Stored entries
---

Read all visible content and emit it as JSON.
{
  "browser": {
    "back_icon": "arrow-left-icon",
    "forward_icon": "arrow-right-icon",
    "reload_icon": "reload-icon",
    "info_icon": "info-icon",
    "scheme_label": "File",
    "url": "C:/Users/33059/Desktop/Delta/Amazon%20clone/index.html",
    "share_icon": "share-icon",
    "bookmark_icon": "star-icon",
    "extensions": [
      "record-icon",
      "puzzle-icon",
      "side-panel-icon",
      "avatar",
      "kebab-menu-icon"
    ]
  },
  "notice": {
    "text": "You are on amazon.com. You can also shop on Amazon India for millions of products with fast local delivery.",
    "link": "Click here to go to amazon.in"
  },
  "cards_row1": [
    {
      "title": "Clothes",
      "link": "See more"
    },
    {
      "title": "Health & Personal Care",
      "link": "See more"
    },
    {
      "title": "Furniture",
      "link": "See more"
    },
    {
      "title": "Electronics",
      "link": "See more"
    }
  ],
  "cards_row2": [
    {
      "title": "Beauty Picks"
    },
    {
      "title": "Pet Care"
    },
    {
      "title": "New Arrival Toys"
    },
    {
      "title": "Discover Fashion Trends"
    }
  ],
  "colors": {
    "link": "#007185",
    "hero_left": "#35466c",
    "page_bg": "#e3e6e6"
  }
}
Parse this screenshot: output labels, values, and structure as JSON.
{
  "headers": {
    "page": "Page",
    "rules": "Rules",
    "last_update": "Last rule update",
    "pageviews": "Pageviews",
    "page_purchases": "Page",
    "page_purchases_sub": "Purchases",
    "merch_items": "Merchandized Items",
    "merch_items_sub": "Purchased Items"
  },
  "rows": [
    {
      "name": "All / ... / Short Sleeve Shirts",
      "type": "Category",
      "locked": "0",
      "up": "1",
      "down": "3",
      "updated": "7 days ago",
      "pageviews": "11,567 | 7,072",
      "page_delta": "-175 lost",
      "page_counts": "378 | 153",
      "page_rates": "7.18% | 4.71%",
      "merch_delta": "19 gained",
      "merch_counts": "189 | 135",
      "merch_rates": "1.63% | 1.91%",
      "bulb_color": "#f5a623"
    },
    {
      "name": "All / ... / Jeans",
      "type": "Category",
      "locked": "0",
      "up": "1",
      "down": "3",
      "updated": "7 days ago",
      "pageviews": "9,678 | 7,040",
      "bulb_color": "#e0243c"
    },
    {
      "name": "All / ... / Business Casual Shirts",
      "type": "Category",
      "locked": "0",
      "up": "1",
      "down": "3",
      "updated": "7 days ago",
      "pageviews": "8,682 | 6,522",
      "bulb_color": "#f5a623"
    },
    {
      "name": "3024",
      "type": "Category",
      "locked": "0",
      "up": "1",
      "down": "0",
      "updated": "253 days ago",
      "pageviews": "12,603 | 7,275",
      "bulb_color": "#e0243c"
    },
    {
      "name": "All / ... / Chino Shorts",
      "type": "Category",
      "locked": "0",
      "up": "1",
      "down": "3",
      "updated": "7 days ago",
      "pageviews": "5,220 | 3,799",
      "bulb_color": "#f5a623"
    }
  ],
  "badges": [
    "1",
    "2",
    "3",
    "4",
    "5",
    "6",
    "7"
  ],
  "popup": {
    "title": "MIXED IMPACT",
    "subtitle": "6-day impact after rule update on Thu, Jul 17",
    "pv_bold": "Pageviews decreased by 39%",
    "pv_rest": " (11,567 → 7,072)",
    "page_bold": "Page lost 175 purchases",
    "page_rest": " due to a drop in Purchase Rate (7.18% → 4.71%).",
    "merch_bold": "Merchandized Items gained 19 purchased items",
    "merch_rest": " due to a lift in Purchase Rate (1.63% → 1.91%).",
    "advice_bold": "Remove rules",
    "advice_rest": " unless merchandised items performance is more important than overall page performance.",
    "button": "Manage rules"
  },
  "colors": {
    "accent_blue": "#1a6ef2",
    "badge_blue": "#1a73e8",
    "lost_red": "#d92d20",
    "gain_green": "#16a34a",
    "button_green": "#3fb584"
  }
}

---

OBJECTIVE: In the listing above, find each line with the word "arrow" and copy it.

WRITTEN REPLY:
    "back_icon": "arrow-left-icon",
    "forward_icon": "arrow-right-icon",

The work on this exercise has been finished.